## Stated goal
Copy out every record precisely.

:: Material supplied ::

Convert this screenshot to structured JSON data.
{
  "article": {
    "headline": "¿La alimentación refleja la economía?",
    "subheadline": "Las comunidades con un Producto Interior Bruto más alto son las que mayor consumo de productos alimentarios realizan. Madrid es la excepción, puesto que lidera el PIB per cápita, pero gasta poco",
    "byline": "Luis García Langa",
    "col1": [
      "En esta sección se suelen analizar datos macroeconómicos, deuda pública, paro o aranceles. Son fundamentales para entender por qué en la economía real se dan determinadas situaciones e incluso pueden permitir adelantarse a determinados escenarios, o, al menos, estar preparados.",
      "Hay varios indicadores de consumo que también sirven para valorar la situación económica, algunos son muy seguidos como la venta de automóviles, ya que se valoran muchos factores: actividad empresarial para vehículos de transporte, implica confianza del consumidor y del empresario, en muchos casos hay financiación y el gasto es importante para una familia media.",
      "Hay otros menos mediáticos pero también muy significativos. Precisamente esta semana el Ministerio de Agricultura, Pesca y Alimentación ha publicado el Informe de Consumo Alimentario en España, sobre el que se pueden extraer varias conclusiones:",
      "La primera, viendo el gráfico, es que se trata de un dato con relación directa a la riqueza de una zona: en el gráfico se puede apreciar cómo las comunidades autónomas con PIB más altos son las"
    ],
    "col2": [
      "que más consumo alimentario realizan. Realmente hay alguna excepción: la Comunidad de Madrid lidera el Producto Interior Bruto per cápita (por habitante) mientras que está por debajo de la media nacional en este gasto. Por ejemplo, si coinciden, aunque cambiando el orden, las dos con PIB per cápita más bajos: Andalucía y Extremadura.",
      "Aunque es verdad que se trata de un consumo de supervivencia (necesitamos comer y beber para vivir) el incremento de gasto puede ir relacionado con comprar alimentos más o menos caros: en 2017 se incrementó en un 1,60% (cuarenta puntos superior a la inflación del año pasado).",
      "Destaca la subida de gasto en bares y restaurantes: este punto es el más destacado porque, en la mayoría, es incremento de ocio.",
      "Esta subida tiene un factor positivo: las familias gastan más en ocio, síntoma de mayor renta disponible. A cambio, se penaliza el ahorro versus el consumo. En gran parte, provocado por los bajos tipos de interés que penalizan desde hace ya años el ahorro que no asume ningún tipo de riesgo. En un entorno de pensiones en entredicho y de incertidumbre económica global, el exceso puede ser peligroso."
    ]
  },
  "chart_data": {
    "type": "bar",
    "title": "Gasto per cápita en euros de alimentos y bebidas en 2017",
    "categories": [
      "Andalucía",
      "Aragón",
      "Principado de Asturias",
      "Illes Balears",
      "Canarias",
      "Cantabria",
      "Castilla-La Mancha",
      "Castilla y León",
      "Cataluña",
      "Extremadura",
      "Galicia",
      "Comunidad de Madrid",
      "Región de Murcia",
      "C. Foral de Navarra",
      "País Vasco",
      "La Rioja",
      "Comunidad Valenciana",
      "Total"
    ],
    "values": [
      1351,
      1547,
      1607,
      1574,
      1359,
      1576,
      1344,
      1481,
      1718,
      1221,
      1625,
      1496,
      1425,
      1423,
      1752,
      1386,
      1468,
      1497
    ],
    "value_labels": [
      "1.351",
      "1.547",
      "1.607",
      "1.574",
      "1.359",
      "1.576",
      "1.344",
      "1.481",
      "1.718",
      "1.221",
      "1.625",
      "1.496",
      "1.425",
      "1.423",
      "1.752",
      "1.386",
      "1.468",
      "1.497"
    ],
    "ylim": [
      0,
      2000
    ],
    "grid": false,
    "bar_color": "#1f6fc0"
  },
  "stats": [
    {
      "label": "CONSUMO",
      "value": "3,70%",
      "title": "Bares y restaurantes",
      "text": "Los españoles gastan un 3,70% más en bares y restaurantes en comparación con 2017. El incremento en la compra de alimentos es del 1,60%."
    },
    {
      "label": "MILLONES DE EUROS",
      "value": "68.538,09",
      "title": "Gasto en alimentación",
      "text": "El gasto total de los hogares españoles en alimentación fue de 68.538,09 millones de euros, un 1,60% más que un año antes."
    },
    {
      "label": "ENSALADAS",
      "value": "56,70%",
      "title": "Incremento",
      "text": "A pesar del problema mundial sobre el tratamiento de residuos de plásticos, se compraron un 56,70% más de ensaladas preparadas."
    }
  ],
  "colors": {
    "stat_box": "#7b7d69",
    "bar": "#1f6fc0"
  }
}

:::

## Correct answer
Convert this screenshot to structured JSON data.
{
  "article": {
    "headline": "¿La alimentación refleja la economía?",
    "subheadline": "Las comunidades con un Producto Interior Bruto más alto son las que mayor consumo de productos alimentarios realizan. Madrid es la excepción, puesto que lidera el PIB per cápita, pero gasta poco",
    "byline": "Luis García Langa",
    "col1": [
      "En esta sección se suelen analizar datos macroeconómicos, deuda pública, paro o aranceles. Son fundamentales para entender por qué en la economía real se dan determinadas situaciones e incluso pueden permitir adelantarse a determinados escenarios, o, al menos, estar preparados.",
      "Hay varios indicadores de consumo que también sirven para valorar la situación económica, algunos son muy seguidos como la venta de automóviles, ya que se valoran muchos factores: actividad empresarial para vehículos de transporte, implica confianza del consumidor y del empresario, en muchos casos hay financiación y el gasto es importante para una familia media.",
      "Hay otros menos mediáticos pero también muy significativos. Precisamente esta semana el Ministerio de Agricultura, Pesca y Alimentación ha publicado el Informe de Consumo Alimentario en España, sobre el que se pueden extraer varias conclusiones:",
      "La primera, viendo el gráfico, es que se trata de un dato con relación directa a la riqueza de una zona: en el gráfico se puede apreciar cómo las comunidades autónomas con PIB más altos son las"
    ],
    "col2": [
      "que más consumo alimentario realizan. Realmente hay alguna excepción: la Comunidad de Madrid lidera el Producto Interior Bruto per cápita (por habitante) mientras que está por debajo de la media nacional en este gasto. Por ejemplo, si coinciden, aunque cambiando el orden, las dos con PIB per cápita más bajos: Andalucía y Extremadura.",
      "Aunque es verdad que se trata de un consumo de supervivencia (necesitamos comer y beber para vivir) el incremento de gasto puede ir relacionado con comprar alimentos más o menos caros: en 2017 se incrementó en un 1,60% (cuarenta puntos superior a la inflación del año pasado).",
      "Destaca la subida de gasto en bares y restaurantes: este punto es el más destacado porque, en la mayoría, es incremento de ocio.",
      "Esta subida tiene un factor positivo: las familias gastan más en ocio, síntoma de mayor renta disponible. A cambio, se penaliza el ahorro versus el consumo. En gran parte, provocado por los bajos tipos de interés que penalizan desde hace ya años el ahorro que no asume ningún tipo de riesgo. En un entorno de pensiones en entredicho y de incertidumbre económica global, el exceso puede ser peligroso."
    ]
  },
  "chart_data": {
    "type": "bar",
    "title": "Gasto per cápita en euros de alimentos y bebidas en 2017",
    "categories": [
      "Andalucía",
      "Aragón",
      "Principado de Asturias",
      "Illes Balears",
      "Canarias",
      "Cantabria",
      "Castilla-La Mancha",
      "Castilla y León",
      "Cataluña",
      "Extremadura",
      "Galicia",
      "Comunidad de Madrid",
      "Región de Murcia",
      "C. Foral de Navarra",
      "País Vasco",
      "La Rioja",
      "Comunidad Valenciana",
      "Total"
    ],
    "values": [
      1351,
      1547,
      1607,
      1574,
      1359,
      1576,
      1344,
      1481,
      1718,
      1221,
      1625,
      1496,
      1425,
      1423,
      1752,
      1386,
      1468,
      1497
    ],
    "value_labels": [
      "1.351",
      "1.547",
      "1.607",
      "1.574",
      "1.359",
      "1.576",
      "1.344",
      "1.481",
      "1.718",
      "1.221",
      "1.625",
      "1.496",
      "1.425",
      "1.423",
      "1.752",
      "1.386",
      "1.468",
      "1.497"
    ],
    "ylim": [
      0,
      2000
    ],
    "grid": false,
    "bar_color": "#1f6fc0"
  },
  "stats": [
    {
      "label": "CONSUMO",
      "value": "3,70%",
      "title": "Bares y restaurantes",
      "text": "Los españoles gastan un 3,70% más en bares y restaurantes en comparación con 2017. El incremento en la compra de alimentos es del 1,60%."
    },
    {
      "label": "MILLONES DE EUROS",
      "value": "68.538,09",
      "title": "Gasto en alimentación",
      "text": "El gasto total de los hogares españoles en alimentación fue de 68.538,09 millones de euros, un 1,60% más que un año antes."
    },
    {
      "label": "ENSALADAS",
      "value": "56,70%",
      "title": "Incremento",
      "text": "A pesar del problema mundial sobre el tratamiento de residuos de plásticos, se compraron un 56,70% más de ensaladas preparadas."
    }
  ],
  "colors": {
    "stat_box": "#7b7d69",
    "bar": "#1f6fc0"
  }
}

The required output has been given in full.